(Figure contents as structured data)
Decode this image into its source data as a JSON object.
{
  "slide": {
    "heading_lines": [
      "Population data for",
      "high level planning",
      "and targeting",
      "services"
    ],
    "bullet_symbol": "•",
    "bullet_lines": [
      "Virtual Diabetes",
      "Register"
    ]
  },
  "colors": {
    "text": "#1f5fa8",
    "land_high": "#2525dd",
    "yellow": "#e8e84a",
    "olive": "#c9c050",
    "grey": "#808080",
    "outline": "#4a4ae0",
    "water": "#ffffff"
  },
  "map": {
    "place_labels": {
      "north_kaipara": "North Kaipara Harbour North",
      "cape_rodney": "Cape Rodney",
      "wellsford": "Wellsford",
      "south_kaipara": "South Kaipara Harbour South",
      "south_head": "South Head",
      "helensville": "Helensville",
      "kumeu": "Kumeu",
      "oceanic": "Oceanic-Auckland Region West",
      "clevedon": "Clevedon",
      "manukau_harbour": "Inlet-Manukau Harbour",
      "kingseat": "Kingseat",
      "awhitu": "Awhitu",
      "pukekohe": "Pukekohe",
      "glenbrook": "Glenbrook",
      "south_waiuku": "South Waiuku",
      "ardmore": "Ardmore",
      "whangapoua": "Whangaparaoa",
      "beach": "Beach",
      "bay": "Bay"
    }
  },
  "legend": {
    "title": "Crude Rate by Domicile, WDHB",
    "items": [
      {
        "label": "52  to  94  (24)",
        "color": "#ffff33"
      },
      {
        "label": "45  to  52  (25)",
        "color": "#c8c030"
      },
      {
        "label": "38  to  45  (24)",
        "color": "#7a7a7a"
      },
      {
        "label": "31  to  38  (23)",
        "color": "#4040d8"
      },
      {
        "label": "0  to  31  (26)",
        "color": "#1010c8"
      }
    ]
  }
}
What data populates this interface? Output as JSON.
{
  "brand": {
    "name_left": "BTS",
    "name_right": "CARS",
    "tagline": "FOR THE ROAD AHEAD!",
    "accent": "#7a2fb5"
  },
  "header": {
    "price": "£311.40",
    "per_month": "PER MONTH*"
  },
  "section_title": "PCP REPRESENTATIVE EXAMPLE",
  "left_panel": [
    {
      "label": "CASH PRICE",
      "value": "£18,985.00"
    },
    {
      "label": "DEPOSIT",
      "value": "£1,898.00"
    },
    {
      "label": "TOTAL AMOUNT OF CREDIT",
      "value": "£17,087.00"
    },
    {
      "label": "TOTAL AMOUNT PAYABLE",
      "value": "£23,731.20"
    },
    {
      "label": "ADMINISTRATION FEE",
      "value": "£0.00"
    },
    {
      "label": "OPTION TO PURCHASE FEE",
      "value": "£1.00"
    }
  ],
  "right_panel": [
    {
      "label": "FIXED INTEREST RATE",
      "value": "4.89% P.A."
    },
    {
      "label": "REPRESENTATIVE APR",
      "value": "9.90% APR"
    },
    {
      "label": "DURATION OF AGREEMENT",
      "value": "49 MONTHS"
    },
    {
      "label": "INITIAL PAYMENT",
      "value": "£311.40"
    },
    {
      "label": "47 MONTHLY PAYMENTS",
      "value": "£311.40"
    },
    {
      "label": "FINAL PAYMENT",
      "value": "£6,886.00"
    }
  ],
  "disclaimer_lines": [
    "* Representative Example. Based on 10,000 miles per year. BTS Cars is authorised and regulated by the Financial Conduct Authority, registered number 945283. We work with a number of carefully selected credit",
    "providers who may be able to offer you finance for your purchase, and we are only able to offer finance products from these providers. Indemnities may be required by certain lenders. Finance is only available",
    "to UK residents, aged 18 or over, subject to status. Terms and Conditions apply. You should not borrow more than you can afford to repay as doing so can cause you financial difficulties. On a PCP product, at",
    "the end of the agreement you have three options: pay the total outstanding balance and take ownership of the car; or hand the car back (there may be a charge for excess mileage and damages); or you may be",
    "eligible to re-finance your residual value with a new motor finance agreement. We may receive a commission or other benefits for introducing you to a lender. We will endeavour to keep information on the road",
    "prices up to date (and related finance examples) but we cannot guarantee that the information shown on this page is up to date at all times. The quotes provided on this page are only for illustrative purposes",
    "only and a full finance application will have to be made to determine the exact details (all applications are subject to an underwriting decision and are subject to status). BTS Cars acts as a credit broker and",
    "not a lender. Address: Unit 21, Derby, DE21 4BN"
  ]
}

#### [GOAL OF THE EXERCISE]
Tally up the lines holding the string "your" in this listing, and report the total alone.

#### [RESULT OF THIS TASK]
2